[OBJECTIVE] Retype all the records with nothing changed.

|---|

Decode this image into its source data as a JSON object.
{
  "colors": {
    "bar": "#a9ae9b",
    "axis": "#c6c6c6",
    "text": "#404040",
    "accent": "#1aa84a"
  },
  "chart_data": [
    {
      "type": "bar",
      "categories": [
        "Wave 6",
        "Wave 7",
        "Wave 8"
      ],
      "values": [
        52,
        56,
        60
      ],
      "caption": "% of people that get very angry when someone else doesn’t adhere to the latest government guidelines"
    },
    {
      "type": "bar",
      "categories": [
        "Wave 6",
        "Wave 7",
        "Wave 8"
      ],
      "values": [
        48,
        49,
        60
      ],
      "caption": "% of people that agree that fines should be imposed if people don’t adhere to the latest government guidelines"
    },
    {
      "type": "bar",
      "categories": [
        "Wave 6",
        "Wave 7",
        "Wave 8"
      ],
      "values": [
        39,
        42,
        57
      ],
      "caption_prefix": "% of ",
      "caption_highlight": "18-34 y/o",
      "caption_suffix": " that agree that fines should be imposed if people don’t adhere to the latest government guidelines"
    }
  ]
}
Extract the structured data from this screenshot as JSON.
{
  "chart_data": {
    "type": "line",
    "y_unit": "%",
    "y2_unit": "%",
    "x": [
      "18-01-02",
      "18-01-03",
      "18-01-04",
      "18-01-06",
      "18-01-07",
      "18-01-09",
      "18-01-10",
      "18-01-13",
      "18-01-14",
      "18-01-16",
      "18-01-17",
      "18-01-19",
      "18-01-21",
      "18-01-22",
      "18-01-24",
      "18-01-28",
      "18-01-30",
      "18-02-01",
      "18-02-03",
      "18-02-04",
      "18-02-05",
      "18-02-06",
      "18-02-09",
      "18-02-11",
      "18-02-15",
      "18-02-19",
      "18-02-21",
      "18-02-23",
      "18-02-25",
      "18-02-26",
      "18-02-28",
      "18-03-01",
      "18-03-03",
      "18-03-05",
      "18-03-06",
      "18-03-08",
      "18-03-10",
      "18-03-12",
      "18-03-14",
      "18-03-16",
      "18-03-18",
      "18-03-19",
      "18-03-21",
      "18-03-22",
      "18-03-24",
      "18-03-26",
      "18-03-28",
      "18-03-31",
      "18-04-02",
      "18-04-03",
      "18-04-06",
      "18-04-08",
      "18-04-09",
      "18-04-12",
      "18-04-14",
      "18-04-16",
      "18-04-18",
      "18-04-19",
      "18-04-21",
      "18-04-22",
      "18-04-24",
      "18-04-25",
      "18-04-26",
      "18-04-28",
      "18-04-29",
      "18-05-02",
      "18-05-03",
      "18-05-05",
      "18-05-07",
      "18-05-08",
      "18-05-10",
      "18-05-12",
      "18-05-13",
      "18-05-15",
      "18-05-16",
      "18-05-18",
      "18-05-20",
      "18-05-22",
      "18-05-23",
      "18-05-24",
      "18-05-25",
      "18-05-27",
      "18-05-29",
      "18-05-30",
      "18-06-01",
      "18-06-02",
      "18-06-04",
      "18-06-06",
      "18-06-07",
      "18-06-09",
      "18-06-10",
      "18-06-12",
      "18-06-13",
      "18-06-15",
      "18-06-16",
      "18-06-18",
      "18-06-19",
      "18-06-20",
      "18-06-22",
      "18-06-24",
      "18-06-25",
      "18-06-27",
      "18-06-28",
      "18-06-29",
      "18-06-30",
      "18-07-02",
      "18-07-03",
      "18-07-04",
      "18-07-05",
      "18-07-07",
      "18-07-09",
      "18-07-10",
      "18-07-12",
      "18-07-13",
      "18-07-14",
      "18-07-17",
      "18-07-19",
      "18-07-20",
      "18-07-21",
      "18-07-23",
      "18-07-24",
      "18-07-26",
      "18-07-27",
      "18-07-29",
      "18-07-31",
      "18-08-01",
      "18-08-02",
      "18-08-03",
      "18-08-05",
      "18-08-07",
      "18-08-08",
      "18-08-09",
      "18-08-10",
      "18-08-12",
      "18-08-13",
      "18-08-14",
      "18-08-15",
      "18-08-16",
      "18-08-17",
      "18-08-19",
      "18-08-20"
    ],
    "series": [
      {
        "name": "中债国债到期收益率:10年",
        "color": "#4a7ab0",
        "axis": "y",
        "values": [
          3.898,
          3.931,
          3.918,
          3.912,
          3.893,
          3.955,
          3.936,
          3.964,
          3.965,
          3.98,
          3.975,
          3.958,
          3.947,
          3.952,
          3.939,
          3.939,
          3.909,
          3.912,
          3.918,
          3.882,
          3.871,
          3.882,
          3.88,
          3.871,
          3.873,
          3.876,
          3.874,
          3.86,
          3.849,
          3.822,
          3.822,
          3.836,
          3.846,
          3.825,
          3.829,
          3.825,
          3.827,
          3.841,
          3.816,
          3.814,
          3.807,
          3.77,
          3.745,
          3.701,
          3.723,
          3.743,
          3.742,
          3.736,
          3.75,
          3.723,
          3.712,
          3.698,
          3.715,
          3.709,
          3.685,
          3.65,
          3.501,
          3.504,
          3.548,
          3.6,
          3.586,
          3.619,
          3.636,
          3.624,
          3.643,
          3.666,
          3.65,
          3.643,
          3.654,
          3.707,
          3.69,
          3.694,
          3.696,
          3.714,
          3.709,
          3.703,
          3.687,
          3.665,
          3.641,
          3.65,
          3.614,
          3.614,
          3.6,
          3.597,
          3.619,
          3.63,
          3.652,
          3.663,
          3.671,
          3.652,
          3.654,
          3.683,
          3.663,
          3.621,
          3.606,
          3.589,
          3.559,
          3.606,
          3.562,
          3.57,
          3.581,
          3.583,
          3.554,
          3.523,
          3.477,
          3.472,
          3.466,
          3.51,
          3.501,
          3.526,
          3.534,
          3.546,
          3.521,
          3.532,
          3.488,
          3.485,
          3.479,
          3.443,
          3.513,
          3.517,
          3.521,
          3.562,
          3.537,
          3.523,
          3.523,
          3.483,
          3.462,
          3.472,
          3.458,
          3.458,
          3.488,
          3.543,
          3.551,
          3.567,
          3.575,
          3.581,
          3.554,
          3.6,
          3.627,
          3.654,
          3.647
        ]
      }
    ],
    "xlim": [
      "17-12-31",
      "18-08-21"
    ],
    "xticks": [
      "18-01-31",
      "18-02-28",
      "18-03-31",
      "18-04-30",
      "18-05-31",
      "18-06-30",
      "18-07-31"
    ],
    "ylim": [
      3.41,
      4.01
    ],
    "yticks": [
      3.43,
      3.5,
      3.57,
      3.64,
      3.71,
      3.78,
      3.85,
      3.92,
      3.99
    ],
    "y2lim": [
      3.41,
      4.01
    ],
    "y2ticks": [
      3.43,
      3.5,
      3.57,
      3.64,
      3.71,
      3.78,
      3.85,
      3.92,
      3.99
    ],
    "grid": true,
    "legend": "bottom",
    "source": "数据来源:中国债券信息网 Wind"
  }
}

|---|

[OUTPUT OF THE TASK]
Decode this image into its source data as a JSON object.
{
  "colors": {
    "bar": "#a9ae9b",
    "axis": "#c6c6c6",
    "text": "#404040",
    "accent": "#1aa84a"
  },
  "chart_data": [
    {
      "type": "bar",
      "categories": [
        "Wave 6",
        "Wave 7",
        "Wave 8"
      ],
      "values": [
        52,
        56,
        60
      ],
      "caption": "% of people that get very angry when someone else doesn’t adhere to the latest government guidelines"
    },
    {
      "type": "bar",
      "categories": [
        "Wave 6",
        "Wave 7",
        "Wave 8"
      ],
      "values": [
        48,
        49,
        60
      ],
      "caption": "% of people that agree that fines should be imposed if people don’t adhere to the latest government guidelines"
    },
    {
      "type": "bar",
      "categories": [
        "Wave 6",
        "Wave 7",
        "Wave 8"
      ],
      "values": [
        39,
        42,
        57
      ],
      "caption_prefix": "% of ",
      "caption_highlight": "18-34 y/o",
      "caption_suffix": " that agree that fines should be imposed if people don’t adhere to the latest government guidelines"
    }
  ]
}
Extract the structured data from this screenshot as JSON.
{
  "chart_data": {
    "type": "line",
    "y_unit": "%",
    "y2_unit": "%",
    "x": [
      "18-01-02",
      "18-01-03",
      "18-01-04",
      "18-01-06",
      "18-01-07",
      "18-01-09",
      "18-01-10",
      "18-01-13",
      "18-01-14",
      "18-01-16",
      "18-01-17",
      "18-01-19",
      "18-01-21",
      "18-01-22",
      "18-01-24",
      "18-01-28",
      "18-01-30",
      "18-02-01",
      "18-02-03",
      "18-02-04",
      "18-02-05",
      "18-02-06",
      "18-02-09",
      "18-02-11",
      "18-02-15",
      "18-02-19",
      "18-02-21",
      "18-02-23",
      "18-02-25",
      "18-02-26",
      "18-02-28",
      "18-03-01",
      "18-03-03",
      "18-03-05",
      "18-03-06",
      "18-03-08",
      "18-03-10",
      "18-03-12",
      "18-03-14",
      "18-03-16",
      "18-03-18",
      "18-03-19",
      "18-03-21",
      "18-03-22",
      "18-03-24",
      "18-03-26",
      "18-03-28",
      "18-03-31",
      "18-04-02",
      "18-04-03",
      "18-04-06",
      "18-04-08",
      "18-04-09",
      "18-04-12",
      "18-04-14",
      "18-04-16",
      "18-04-18",
      "18-04-19",
      "18-04-21",
      "18-04-22",
      "18-04-24",
      "18-04-25",
      "18-04-26",
      "18-04-28",
      "18-04-29",
      "18-05-02",
      "18-05-03",
      "18-05-05",
      "18-05-07",
      "18-05-08",
      "18-05-10",
      "18-05-12",
      "18-05-13",
      "18-05-15",
      "18-05-16",
      "18-05-18",
      "18-05-20",
      "18-05-22",
      "18-05-23",
      "18-05-24",
      "18-05-25",
      "18-05-27",
      "18-05-29",
      "18-05-30",
      "18-06-01",
      "18-06-02",
      "18-06-04",
      "18-06-06",
      "18-06-07",
      "18-06-09",
      "18-06-10",
      "18-06-12",
      "18-06-13",
      "18-06-15",
      "18-06-16",
      "18-06-18",
      "18-06-19",
      "18-06-20",
      "18-06-22",
      "18-06-24",
      "18-06-25",
      "18-06-27",
      "18-06-28",
      "18-06-29",
      "18-06-30",
      "18-07-02",
      "18-07-03",
      "18-07-04",
      "18-07-05",
      "18-07-07",
      "18-07-09",
      "18-07-10",
      "18-07-12",
      "18-07-13",
      "18-07-14",
      "18-07-17",
      "18-07-19",
      "18-07-20",
      "18-07-21",
      "18-07-23",
      "18-07-24",
      "18-07-26",
      "18-07-27",
      "18-07-29",
      "18-07-31",
      "18-08-01",
      "18-08-02",
      "18-08-03",
      "18-08-05",
      "18-08-07",
      "18-08-08",
      "18-08-09",
      "18-08-10",
      "18-08-12",
      "18-08-13",
      "18-08-14",
      "18-08-15",
      "18-08-16",
      "18-08-17",
      "18-08-19",
      "18-08-20"
    ],
    "series": [
      {
        "name": "中债国债到期收益率:10年",
        "color": "#4a7ab0",
        "axis": "y",
        "values": [
          3.898,
          3.931,
          3.918,
          3.912,
          3.893,
          3.955,
          3.936,
          3.964,
          3.965,
          3.98,
          3.975,
          3.958,
          3.947,
          3.952,
          3.939,
          3.939,
          3.909,
          3.912,
          3.918,
          3.882,
          3.871,
          3.882,
          3.88,
          3.871,
          3.873,
          3.876,
          3.874,
          3.86,
          3.849,
          3.822,
          3.822,
          3.836,
          3.846,
          3.825,
          3.829,
          3.825,
          3.827,
          3.841,
          3.816,
          3.814,
          3.807,
          3.77,
          3.745,
          3.701,
          3.723,
          3.743,
          3.742,
          3.736,
          3.75,
          3.723,
          3.712,
          3.698,
          3.715,
          3.709,
          3.685,
          3.65,
          3.501,
          3.504,
          3.548,
          3.6,
          3.586,
          3.619,
          3.636,
          3.624,
          3.643,
          3.666,
          3.65,
          3.643,
          3.654,
          3.707,
          3.69,
          3.694,
          3.696,
          3.714,
          3.709,
          3.703,
          3.687,
          3.665,
          3.641,
          3.65,
          3.614,
          3.614,
          3.6,
          3.597,
          3.619,
          3.63,
          3.652,
          3.663,
          3.671,
          3.652,
          3.654,
          3.683,
          3.663,
          3.621,
          3.606,
          3.589,
          3.559,
          3.606,
          3.562,
          3.57,
          3.581,
          3.583,
          3.554,
          3.523,
          3.477,
          3.472,
          3.466,
          3.51,
          3.501,
          3.526,
          3.534,
          3.546,
          3.521,
          3.532,
          3.488,
          3.485,
          3.479,
          3.443,
          3.513,
          3.517,
          3.521,
          3.562,
          3.537,
          3.523,
          3.523,
          3.483,
          3.462,
          3.472,
          3.458,
          3.458,
          3.488,
          3.543,
          3.551,
          3.567,
          3.575,
          3.581,
          3.554,
          3.6,
          3.627,
          3.654,
          3.647
        ]
      }
    ],
    "xlim": [
      "17-12-31",
      "18-08-21"
    ],
    "xticks": [
      "18-01-31",
      "18-02-28",
      "18-03-31",
      "18-04-30",
      "18-05-31",
      "18-06-30",
      "18-07-31"
    ],
    "ylim": [
      3.41,
      4.01
    ],
    "yticks": [
      3.43,
      3.5,
      3.57,
      3.64,
      3.71,
      3.78,
      3.85,
      3.92,
      3.99
    ],
    "y2lim": [
      3.41,
      4.01
    ],
    "y2ticks": [
      3.43,
      3.5,
      3.57,
      3.64,
      3.71,
      3.78,
      3.85,
      3.92,
      3.99
    ],
    "grid": true,
    "legend": "bottom",
    "source": "数据来源:中国债券信息网 Wind"
  }
}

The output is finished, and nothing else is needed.